Check each line of the listing below for the string "author", and copy the ones that have it.

(Dataset items)
########
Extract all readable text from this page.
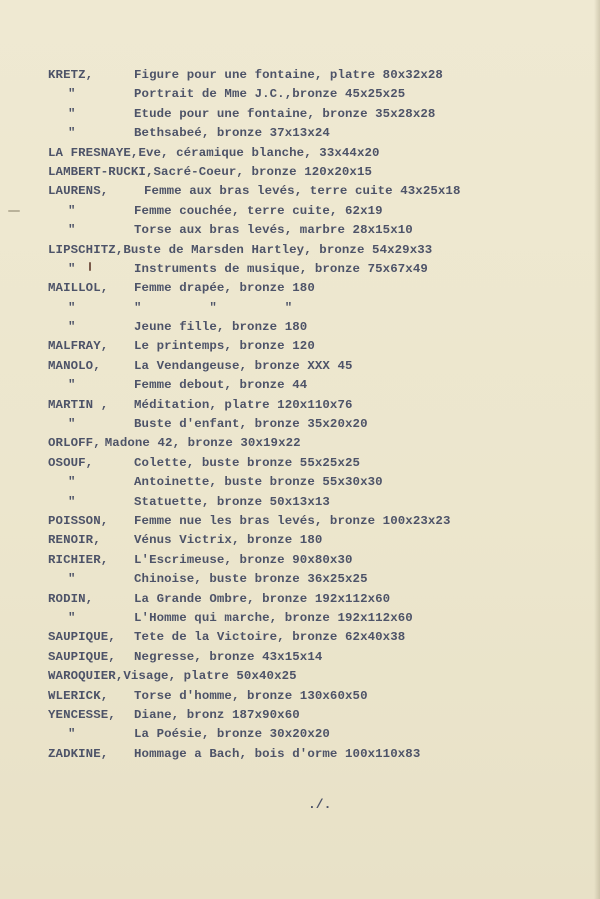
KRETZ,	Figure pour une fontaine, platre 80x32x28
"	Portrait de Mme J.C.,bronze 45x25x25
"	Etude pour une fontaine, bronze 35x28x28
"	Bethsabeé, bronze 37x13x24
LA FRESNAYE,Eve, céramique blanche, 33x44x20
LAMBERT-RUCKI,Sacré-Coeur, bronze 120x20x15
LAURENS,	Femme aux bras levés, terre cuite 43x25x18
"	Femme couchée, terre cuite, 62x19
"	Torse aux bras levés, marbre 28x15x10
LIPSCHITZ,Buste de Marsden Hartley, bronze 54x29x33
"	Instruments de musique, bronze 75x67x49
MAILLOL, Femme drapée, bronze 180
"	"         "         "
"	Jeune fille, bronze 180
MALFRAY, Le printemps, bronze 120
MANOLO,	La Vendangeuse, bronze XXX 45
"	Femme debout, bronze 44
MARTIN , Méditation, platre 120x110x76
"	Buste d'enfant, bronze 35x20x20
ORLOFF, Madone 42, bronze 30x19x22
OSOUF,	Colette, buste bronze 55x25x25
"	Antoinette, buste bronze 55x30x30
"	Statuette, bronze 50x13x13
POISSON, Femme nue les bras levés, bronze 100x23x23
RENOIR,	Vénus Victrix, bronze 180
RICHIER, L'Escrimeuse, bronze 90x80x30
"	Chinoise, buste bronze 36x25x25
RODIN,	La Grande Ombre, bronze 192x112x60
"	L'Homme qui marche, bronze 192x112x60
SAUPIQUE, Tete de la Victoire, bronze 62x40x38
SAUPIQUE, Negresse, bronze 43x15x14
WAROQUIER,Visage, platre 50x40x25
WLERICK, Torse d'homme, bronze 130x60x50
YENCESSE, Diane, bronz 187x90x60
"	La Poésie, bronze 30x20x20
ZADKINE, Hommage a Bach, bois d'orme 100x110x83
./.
########
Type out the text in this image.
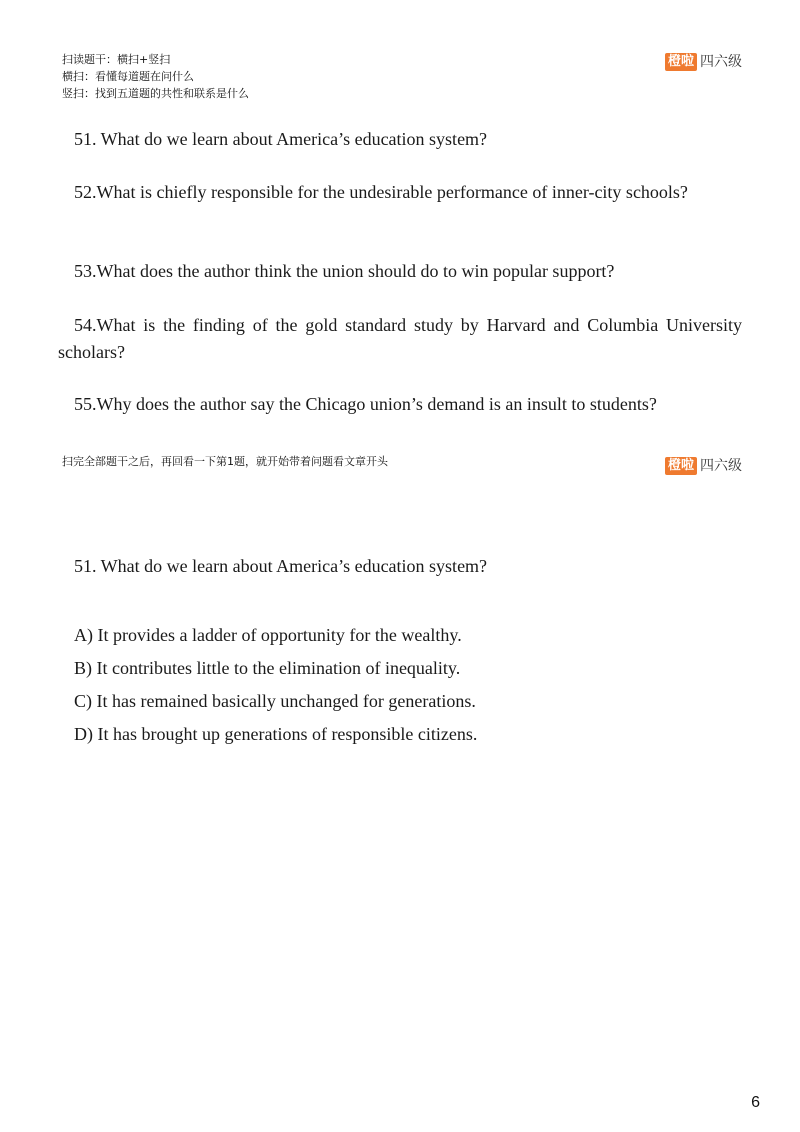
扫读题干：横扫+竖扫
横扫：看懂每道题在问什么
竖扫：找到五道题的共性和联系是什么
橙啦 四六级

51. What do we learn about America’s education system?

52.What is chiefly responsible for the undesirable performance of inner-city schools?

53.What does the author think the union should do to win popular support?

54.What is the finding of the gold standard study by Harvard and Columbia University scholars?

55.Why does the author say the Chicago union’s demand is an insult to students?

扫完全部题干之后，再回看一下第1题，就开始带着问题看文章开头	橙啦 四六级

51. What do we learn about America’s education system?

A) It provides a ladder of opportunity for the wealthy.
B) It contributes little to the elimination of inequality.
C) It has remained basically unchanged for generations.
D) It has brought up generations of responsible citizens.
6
########
__Expected output__:
53.What does the author think the union should do to win popular support?
55.Why does the author say the Chicago union’s demand is an insult to students?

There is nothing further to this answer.